**Task brief**:
What number of lines contain the word "针对检查安全要素内容"? Reply with the number and nothing else.

**Records from a collection**:
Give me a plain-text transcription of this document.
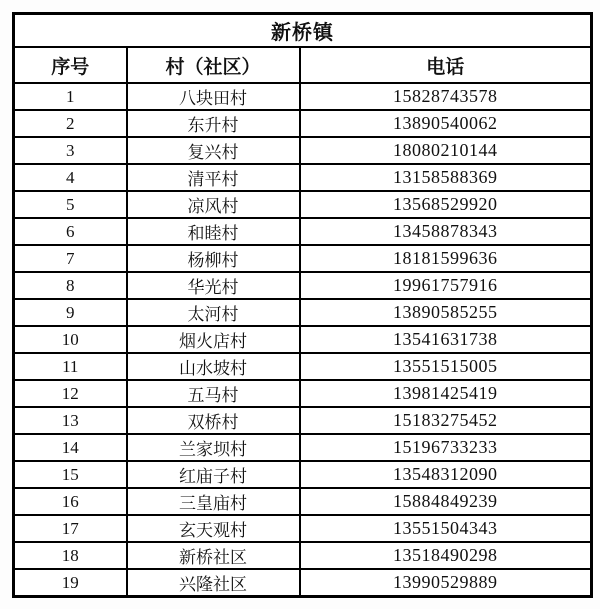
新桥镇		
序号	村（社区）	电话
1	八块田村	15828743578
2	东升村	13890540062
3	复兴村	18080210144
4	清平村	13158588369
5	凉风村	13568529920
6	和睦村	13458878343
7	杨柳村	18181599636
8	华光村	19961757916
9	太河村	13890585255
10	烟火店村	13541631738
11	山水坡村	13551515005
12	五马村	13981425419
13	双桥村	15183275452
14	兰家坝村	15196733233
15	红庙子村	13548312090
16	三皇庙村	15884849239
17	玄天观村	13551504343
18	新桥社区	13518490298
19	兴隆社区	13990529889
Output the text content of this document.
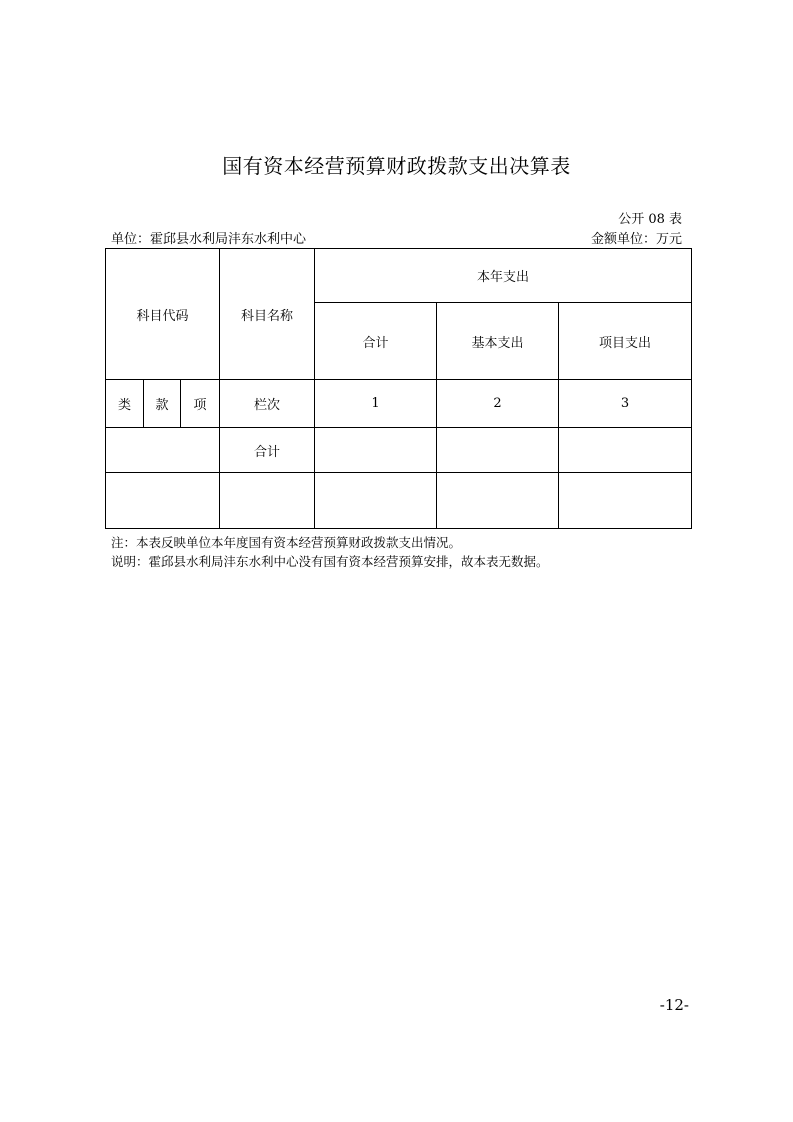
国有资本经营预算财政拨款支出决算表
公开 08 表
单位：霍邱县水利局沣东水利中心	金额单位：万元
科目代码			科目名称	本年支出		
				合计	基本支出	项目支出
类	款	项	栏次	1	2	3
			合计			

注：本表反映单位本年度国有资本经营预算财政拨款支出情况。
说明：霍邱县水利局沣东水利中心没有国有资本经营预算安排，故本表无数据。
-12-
...
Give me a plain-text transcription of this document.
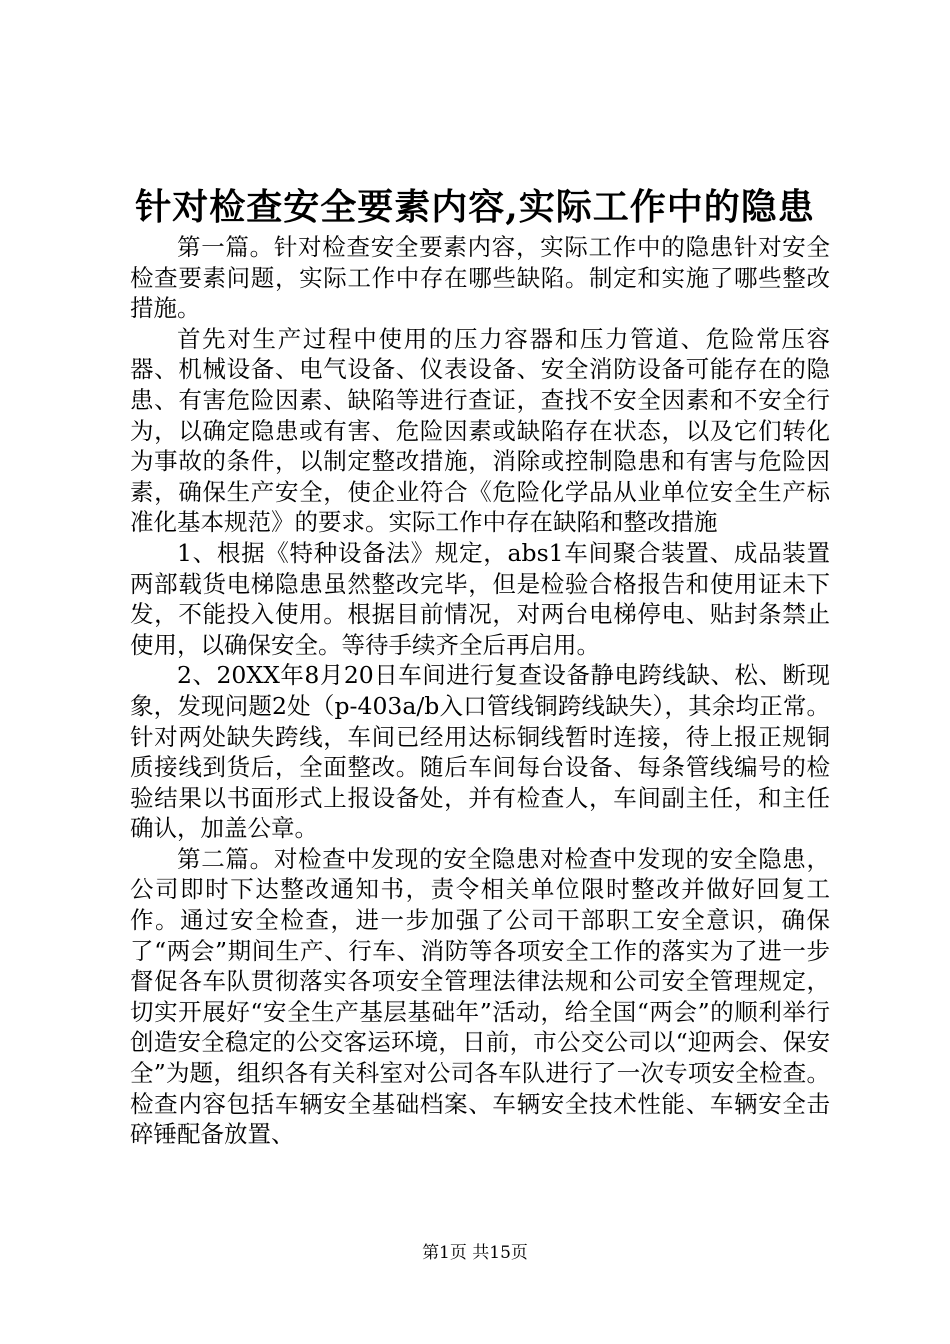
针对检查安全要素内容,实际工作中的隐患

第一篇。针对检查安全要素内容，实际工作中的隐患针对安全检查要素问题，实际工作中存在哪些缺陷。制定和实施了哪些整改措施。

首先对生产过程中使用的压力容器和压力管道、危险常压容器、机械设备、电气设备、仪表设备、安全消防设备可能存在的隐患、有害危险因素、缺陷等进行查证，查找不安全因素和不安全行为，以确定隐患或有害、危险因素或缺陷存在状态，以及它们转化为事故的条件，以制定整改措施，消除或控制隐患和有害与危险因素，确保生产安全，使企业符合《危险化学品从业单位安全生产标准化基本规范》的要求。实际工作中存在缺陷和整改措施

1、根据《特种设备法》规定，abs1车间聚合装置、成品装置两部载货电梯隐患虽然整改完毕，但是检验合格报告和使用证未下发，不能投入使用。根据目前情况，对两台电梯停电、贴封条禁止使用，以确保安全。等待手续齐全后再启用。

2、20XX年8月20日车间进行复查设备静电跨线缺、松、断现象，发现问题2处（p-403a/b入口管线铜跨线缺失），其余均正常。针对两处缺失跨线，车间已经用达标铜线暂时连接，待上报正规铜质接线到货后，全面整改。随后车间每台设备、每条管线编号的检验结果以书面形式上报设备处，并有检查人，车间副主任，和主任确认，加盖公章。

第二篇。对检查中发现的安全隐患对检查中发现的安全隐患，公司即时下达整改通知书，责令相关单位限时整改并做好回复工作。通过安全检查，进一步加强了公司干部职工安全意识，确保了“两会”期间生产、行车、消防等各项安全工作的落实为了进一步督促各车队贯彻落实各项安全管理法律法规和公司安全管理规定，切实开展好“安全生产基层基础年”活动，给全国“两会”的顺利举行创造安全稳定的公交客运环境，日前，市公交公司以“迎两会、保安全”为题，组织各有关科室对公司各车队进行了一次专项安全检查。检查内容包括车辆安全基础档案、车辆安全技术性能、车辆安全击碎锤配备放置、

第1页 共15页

**Solved exercise**:
2